Section 5.11. Bulk Sales; Margin Regulations. No transaction contemplated hereby will become subject to avoidance under any bulk sales act or similar law. Such Originator is not engaged, and will not engage, principally or as one of its important activities, in the business of purchasing or carrying margin stock (within the meaning of Regulation U issued by the Federal Reserve Board), or extending credit for the purpose of purchasing or carrying margin stock.

Section 5.12. Nature of Receivables. Each Receivable sold or contributed hereunder by such Originator and included in the calculation of Net Receivables Pool Balance is, on the date of such sale, contribution or calculation, an Eligible Receivable.

Section 5.13. [Reserved]

Section 5.14. Taxes. Except as could not, either individually or in the aggregate, reasonably be expected to result in an Originator Material Adverse Effect, such Originator and each Restricted Subsidiary thereof have filed all federal, state and other Tax returns and reports required to be filed, and have paid all federal, state and other Taxes, assessments, fees and other governmental charges levied or imposed upon them or their properties, income or assets otherwise due and payable, except those which are being contested in good faith by appropriate proceedings diligently conducted and for which adequate reserves have been provided in accordance with GAAP. There is no proposed Tax assessment against such Originator or any Restricted Subsidiary thereof that would, if made, have an Originator Material Adverse Effect.

STATED TASK A: Write out the entries word for word, starting at the line that contains "for every button, label, input, icon, or" and ending at the line that contains "upper-panel-number: 4 <box>698", with both of those lines included.
The entries that follow come from a different source than the contract excerpt.

RECORDED INFORMATION:
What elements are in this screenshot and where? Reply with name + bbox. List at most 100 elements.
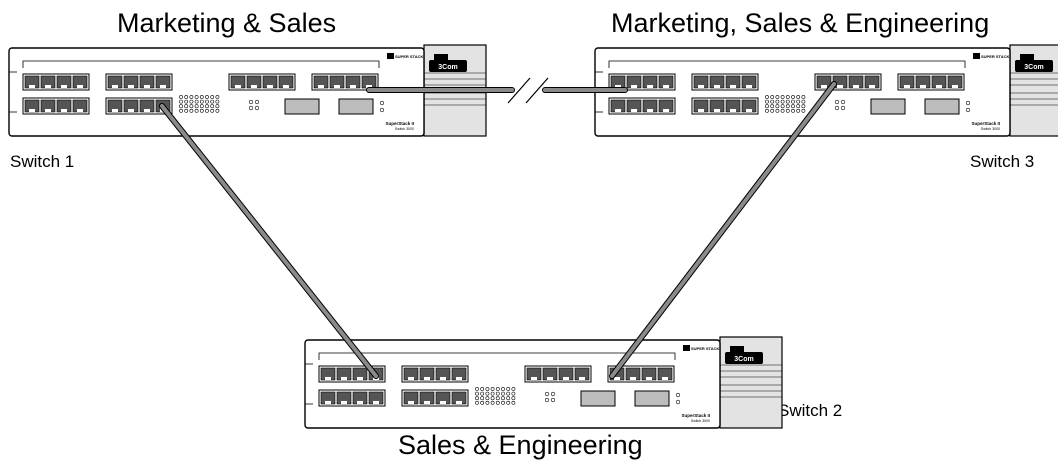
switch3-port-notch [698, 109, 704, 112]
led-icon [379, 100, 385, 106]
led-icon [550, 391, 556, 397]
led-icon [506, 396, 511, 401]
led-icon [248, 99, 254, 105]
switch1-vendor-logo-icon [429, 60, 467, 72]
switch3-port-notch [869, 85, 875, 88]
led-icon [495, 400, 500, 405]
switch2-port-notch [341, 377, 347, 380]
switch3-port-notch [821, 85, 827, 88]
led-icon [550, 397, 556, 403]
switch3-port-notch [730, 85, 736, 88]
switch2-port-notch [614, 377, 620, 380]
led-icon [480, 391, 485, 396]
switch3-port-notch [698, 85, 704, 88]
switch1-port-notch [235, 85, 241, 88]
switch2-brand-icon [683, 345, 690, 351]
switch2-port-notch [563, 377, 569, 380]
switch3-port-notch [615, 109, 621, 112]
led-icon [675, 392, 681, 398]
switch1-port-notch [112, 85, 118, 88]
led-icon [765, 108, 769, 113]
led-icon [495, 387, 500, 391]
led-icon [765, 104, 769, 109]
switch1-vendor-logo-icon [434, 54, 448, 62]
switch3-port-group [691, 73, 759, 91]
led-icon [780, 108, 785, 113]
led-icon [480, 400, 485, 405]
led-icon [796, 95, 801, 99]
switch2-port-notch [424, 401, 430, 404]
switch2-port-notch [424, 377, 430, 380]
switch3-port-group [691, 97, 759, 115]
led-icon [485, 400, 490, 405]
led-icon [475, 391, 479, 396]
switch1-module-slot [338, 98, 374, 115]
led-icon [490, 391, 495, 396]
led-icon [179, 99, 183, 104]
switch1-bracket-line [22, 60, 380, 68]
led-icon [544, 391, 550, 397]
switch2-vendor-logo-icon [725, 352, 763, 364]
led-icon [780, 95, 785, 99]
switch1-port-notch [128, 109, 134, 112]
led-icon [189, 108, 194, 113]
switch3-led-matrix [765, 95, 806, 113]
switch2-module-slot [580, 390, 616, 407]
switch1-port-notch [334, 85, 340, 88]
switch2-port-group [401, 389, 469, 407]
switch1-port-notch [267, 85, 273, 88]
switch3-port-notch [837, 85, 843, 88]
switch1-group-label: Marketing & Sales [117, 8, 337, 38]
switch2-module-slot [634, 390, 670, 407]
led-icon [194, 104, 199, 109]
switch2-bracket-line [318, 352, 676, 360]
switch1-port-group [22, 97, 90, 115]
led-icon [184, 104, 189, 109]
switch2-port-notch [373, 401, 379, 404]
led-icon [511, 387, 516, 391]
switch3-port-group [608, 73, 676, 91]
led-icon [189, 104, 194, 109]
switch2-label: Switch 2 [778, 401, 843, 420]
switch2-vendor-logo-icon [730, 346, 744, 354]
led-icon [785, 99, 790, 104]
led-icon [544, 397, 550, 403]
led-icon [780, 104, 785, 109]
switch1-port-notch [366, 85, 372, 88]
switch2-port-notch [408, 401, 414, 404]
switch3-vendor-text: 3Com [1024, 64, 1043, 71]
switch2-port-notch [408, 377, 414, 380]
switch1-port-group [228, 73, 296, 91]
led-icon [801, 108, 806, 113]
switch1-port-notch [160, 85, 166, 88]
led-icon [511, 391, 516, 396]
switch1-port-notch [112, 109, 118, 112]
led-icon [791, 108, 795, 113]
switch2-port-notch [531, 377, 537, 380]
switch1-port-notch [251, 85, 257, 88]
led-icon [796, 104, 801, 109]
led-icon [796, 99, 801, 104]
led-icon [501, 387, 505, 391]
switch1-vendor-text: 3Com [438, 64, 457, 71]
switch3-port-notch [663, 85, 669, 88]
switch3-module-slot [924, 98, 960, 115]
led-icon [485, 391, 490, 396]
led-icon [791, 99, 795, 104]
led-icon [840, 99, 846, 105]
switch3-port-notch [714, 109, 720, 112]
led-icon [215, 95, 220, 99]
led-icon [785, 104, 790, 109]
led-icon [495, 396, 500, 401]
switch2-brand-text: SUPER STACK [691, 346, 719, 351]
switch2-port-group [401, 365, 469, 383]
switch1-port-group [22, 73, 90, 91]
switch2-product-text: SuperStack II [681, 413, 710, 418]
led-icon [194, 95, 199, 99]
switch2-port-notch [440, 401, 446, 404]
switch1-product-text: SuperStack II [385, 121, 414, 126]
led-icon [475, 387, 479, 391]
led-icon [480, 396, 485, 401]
* * *
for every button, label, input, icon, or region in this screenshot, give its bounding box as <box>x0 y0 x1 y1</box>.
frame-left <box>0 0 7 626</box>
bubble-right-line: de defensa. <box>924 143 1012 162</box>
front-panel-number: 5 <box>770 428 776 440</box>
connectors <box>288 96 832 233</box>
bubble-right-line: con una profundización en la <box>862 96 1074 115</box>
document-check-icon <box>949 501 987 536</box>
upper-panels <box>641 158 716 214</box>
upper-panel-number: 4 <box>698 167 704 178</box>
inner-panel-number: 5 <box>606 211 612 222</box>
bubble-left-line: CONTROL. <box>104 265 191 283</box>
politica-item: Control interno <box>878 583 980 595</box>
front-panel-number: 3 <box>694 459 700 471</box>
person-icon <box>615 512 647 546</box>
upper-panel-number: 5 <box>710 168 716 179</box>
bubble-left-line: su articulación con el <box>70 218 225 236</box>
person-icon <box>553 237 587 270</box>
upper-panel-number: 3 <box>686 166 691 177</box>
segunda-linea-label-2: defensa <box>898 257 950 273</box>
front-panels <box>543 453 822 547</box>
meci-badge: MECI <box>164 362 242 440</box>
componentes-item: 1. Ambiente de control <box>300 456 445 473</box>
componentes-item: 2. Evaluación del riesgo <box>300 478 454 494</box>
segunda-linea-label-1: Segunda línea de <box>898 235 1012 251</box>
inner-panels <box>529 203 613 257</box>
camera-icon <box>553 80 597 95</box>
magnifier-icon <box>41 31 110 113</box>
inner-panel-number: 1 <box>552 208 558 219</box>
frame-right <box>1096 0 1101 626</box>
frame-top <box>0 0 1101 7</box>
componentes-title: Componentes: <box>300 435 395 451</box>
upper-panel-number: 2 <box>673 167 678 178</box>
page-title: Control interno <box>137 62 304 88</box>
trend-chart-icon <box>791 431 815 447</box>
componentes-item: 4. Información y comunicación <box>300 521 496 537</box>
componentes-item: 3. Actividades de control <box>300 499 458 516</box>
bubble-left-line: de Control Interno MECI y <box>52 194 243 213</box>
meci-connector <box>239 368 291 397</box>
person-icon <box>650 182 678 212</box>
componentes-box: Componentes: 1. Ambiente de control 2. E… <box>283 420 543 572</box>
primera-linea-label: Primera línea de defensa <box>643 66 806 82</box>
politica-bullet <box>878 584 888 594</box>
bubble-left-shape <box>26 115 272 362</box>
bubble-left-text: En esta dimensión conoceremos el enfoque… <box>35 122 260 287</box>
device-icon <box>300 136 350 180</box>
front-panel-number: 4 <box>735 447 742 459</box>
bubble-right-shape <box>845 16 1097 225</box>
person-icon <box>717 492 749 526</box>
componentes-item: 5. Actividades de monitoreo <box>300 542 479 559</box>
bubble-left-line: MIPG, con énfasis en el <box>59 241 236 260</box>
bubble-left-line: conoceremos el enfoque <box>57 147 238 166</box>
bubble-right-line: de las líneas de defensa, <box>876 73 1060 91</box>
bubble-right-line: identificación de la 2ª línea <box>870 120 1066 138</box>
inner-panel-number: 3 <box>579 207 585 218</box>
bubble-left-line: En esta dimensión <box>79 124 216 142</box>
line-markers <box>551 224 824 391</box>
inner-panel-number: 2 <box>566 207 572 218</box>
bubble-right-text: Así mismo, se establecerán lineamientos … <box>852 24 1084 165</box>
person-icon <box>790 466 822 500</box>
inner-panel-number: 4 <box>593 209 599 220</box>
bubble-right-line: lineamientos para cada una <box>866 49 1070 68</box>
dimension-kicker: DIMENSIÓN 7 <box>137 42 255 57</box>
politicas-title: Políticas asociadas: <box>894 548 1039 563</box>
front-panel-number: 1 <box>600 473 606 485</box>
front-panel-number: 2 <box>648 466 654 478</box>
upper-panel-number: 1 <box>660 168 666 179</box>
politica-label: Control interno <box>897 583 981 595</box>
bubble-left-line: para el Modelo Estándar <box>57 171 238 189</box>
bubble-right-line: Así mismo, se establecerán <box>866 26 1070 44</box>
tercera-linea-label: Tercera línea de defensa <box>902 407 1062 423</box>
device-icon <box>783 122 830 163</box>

STATED TASK B: For each statement, say yes or no as to whether it agrees with the contract excerpt, and quote the exact words from the excerpt that settle it. (i) Section 5.13 is marked as reserved. (ii) The Originator is allowed to make purchasing margin stock one of its main activities. (iii) Each Receivable sold by the Originator and counted in the Net Receivables Pool Balance is an Eligible Receivable on the date of the sale.

EXERCISE SOLUTION A:
for every button, label, input, icon, or region in this screenshot, give its bounding box as <box>x0 y0 x1 y1</box>.
frame-left <box>0 0 7 626</box>
bubble-right-line: de defensa. <box>924 143 1012 162</box>
front-panel-number: 5 <box>770 428 776 440</box>
connectors <box>288 96 832 233</box>
bubble-right-line: con una profundización en la <box>862 96 1074 115</box>
document-check-icon <box>949 501 987 536</box>
upper-panels <box>641 158 716 214</box>
upper-panel-number: 4 <box>698 167 704 178</box>

EXERCISE SOLUTION B:
(i) Yes: "Section 5.13. [Reserved]"
(ii) No: "Such Originator is not engaged, and will not engage, principally or as one of its important activities, in the business of purchasing or carrying margin stock"
(iii) Yes: "is, on the date of such sale, contribution or calculation, an Eligible Receivable"